GOAL OF THE EXERCISE: Copy out only the span from the line with "Extract all readable text from this page." to the end of the data, both ends kept, word for word.
--- begin SUPPLIED ENTRIES ---
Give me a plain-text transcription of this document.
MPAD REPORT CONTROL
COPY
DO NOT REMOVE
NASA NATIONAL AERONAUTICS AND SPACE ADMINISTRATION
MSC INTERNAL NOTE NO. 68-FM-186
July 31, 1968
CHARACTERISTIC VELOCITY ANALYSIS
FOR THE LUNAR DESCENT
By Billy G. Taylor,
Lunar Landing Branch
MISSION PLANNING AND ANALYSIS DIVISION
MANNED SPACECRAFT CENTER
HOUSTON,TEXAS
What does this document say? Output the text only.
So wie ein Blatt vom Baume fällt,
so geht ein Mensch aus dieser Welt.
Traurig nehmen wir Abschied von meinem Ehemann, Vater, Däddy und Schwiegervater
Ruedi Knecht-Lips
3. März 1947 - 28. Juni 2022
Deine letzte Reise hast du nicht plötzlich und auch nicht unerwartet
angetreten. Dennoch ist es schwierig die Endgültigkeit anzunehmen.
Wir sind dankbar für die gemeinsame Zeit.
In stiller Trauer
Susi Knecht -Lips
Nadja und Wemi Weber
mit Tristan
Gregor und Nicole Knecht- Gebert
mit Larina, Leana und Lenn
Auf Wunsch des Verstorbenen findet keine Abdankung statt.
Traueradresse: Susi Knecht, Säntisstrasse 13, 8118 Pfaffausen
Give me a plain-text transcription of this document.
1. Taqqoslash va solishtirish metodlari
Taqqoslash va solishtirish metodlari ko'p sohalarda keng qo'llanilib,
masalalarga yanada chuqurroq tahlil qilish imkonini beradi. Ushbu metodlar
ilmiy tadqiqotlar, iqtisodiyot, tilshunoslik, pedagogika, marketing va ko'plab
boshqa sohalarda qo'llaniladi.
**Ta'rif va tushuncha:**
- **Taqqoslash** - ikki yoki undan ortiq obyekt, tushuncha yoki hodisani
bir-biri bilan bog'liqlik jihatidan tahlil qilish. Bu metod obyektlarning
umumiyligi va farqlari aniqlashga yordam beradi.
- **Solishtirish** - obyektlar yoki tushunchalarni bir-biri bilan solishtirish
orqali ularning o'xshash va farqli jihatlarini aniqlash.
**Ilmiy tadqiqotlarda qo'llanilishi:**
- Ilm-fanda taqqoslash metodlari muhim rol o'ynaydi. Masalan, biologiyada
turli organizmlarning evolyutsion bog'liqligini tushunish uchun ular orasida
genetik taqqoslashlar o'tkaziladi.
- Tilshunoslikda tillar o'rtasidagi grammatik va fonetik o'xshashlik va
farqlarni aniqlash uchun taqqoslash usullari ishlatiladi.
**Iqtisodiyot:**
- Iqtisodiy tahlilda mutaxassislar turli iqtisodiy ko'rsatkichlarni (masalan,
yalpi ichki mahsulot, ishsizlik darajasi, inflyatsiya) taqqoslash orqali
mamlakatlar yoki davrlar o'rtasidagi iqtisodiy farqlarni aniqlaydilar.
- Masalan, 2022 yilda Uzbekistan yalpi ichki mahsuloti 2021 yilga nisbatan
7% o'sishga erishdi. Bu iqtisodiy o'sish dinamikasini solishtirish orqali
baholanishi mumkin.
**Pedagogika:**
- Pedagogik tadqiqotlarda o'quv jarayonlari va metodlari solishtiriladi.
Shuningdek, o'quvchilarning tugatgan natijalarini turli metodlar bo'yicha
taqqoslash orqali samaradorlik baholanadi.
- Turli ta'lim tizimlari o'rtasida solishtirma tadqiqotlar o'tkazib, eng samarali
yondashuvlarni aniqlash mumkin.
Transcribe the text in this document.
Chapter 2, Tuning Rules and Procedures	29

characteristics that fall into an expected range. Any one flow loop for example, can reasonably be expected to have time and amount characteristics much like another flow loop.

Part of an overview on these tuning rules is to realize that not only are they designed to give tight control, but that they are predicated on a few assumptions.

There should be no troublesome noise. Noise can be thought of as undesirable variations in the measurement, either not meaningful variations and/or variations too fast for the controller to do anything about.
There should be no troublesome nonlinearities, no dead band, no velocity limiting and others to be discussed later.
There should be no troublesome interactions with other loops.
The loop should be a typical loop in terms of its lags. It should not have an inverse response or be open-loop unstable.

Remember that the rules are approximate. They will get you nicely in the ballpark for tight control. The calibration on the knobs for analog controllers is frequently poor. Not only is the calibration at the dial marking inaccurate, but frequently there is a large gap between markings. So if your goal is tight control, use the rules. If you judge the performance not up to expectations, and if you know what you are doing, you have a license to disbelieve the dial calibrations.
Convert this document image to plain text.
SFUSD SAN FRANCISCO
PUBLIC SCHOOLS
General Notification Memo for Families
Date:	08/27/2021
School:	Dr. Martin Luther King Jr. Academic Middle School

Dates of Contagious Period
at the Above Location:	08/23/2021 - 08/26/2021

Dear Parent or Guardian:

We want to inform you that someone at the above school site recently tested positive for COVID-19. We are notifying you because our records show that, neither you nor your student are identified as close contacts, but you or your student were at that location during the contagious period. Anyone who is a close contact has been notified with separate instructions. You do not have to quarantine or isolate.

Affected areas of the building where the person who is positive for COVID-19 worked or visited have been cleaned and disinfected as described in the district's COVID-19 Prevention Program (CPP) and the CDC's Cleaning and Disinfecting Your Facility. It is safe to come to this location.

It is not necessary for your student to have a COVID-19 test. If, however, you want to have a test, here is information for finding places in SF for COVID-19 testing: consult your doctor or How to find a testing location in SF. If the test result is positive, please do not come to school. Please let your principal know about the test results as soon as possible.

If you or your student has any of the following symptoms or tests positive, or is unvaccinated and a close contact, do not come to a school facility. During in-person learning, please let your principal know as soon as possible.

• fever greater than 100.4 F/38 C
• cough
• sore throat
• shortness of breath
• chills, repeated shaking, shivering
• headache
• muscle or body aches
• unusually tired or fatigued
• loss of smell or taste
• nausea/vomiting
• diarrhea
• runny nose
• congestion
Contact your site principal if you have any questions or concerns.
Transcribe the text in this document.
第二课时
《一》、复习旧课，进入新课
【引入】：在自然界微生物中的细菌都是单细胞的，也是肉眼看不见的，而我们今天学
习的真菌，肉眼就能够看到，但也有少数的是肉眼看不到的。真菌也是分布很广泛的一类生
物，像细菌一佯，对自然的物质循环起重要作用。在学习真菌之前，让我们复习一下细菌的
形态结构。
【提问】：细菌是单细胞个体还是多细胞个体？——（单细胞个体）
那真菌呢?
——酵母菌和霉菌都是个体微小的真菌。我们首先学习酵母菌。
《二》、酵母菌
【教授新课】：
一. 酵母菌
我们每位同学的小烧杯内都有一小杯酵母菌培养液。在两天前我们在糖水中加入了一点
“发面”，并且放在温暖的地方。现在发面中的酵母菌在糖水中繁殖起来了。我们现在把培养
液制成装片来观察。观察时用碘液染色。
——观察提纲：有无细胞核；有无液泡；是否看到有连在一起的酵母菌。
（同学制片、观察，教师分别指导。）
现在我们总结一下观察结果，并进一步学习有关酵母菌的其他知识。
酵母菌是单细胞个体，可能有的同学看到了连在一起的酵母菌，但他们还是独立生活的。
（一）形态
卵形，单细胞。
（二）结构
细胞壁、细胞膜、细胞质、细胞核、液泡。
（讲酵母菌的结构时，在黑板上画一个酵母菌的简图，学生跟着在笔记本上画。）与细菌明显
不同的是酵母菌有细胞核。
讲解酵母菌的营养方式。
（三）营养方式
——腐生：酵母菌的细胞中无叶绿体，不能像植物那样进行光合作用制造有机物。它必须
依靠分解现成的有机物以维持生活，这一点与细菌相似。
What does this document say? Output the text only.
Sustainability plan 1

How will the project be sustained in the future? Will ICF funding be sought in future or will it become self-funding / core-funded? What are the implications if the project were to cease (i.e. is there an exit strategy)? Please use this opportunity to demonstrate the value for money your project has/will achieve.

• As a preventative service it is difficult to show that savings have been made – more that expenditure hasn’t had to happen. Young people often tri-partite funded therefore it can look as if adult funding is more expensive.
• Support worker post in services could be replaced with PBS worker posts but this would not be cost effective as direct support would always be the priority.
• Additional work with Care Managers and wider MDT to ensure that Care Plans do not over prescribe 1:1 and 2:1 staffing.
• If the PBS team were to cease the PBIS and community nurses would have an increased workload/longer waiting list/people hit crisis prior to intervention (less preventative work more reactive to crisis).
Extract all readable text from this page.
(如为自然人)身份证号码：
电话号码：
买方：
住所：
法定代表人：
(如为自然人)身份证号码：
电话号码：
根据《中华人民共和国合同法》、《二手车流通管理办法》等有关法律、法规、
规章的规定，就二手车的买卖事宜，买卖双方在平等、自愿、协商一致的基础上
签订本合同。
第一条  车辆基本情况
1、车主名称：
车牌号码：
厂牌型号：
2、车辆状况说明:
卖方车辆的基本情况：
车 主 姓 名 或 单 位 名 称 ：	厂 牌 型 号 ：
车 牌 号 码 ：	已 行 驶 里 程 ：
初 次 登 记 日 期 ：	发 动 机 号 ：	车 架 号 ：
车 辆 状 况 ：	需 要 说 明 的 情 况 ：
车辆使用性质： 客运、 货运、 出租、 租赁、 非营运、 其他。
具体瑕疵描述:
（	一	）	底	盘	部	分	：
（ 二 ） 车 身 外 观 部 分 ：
--- end SUPPLIED ENTRIES ---
ANSWER TO THIS PROBLEM:
Extract all readable text from this page.
(如为自然人)身份证号码：
电话号码：
买方：
住所：
法定代表人：
(如为自然人)身份证号码：
电话号码：
根据《中华人民共和国合同法》、《二手车流通管理办法》等有关法律、法规、
规章的规定，就二手车的买卖事宜，买卖双方在平等、自愿、协商一致的基础上
签订本合同。
第一条  车辆基本情况
1、车主名称：
车牌号码：
厂牌型号：
2、车辆状况说明:
卖方车辆的基本情况：
车 主 姓 名 或 单 位 名 称 ：	厂 牌 型 号 ：
车 牌 号 码 ：	已 行 驶 里 程 ：
初 次 登 记 日 期 ：	发 动 机 号 ：	车 架 号 ：
车 辆 状 况 ：	需 要 说 明 的 情 况 ：
车辆使用性质： 客运、 货运、 出租、 租赁、 非营运、 其他。
具体瑕疵描述:
（	一	）	底	盘	部	分	：
（ 二 ） 车 身 外 观 部 分 ：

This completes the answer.